Prompt: Find the word "color" in the material below and gather every line that contains it.

===== Input material =====

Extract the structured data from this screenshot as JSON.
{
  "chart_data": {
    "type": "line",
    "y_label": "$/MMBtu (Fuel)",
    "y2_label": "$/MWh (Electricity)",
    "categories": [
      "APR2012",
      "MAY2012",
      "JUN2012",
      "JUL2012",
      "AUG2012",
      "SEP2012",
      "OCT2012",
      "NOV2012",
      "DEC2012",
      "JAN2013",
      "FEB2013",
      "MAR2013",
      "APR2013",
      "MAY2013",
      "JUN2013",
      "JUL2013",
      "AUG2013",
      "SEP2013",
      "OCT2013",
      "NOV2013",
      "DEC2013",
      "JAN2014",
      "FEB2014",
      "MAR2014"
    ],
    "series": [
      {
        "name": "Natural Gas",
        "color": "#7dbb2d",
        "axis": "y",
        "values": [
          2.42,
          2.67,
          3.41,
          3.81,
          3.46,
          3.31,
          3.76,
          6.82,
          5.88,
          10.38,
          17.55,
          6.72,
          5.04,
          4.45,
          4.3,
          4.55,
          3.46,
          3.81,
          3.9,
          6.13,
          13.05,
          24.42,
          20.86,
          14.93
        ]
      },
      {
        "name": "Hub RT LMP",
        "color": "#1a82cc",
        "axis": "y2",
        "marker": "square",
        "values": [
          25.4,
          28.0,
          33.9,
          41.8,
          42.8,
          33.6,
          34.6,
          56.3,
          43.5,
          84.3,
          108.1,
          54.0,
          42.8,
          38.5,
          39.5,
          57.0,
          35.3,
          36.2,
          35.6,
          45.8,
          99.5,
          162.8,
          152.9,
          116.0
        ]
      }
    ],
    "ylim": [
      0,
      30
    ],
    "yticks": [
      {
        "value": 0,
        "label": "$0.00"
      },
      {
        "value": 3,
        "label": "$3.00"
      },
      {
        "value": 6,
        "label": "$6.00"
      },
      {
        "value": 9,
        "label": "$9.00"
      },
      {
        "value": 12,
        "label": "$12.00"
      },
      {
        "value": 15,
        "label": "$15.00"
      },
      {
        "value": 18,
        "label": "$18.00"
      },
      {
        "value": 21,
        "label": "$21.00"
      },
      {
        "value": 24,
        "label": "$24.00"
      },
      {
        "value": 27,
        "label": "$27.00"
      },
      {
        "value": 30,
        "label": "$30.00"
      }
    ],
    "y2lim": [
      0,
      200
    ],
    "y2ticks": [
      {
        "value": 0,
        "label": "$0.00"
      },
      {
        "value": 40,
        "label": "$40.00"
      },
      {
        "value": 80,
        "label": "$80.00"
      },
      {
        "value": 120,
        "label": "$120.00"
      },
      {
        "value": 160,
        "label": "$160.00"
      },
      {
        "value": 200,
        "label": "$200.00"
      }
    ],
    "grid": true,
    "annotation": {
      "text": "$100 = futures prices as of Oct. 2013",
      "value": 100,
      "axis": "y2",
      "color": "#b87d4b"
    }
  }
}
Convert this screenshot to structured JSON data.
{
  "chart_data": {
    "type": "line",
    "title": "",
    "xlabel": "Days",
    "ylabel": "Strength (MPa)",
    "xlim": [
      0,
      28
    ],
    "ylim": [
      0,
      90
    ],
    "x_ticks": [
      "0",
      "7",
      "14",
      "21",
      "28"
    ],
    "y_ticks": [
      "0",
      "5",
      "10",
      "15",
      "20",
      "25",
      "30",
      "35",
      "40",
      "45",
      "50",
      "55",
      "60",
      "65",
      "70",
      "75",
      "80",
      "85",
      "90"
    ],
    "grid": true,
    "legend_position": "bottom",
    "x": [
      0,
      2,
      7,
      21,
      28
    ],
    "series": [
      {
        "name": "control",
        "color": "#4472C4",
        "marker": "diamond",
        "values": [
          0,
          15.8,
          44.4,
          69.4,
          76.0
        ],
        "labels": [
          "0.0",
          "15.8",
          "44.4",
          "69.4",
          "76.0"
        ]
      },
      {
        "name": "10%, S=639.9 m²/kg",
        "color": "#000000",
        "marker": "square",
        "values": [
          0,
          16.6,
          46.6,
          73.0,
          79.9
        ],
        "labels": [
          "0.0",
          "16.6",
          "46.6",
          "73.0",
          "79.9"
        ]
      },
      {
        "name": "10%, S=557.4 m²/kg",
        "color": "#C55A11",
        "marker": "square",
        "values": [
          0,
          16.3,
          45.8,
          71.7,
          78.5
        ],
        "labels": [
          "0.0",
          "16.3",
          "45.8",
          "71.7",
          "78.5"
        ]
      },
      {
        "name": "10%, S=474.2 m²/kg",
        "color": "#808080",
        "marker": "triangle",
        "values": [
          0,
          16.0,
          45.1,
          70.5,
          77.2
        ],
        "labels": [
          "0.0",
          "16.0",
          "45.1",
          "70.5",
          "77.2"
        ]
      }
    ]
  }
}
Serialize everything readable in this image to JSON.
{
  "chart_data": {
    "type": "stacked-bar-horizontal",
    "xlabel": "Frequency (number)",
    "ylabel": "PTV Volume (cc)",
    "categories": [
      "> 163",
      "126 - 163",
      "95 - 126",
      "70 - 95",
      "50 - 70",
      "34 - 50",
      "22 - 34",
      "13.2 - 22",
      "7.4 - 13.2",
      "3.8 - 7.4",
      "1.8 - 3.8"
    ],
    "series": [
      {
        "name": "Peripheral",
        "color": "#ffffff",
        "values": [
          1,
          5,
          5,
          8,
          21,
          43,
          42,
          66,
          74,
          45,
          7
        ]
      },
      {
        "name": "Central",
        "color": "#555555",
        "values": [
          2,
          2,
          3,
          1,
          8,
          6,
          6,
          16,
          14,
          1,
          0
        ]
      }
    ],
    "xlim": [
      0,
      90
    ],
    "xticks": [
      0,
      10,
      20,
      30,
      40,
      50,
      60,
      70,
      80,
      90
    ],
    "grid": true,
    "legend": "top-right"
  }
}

=====

Full output:
        "color": "#7dbb2d",
        "color": "#1a82cc",
      "color": "#b87d4b"
        "color": "#4472C4",
        "color": "#000000",
        "color": "#C55A11",
        "color": "#808080",
        "color": "#ffffff",
        "color": "#555555",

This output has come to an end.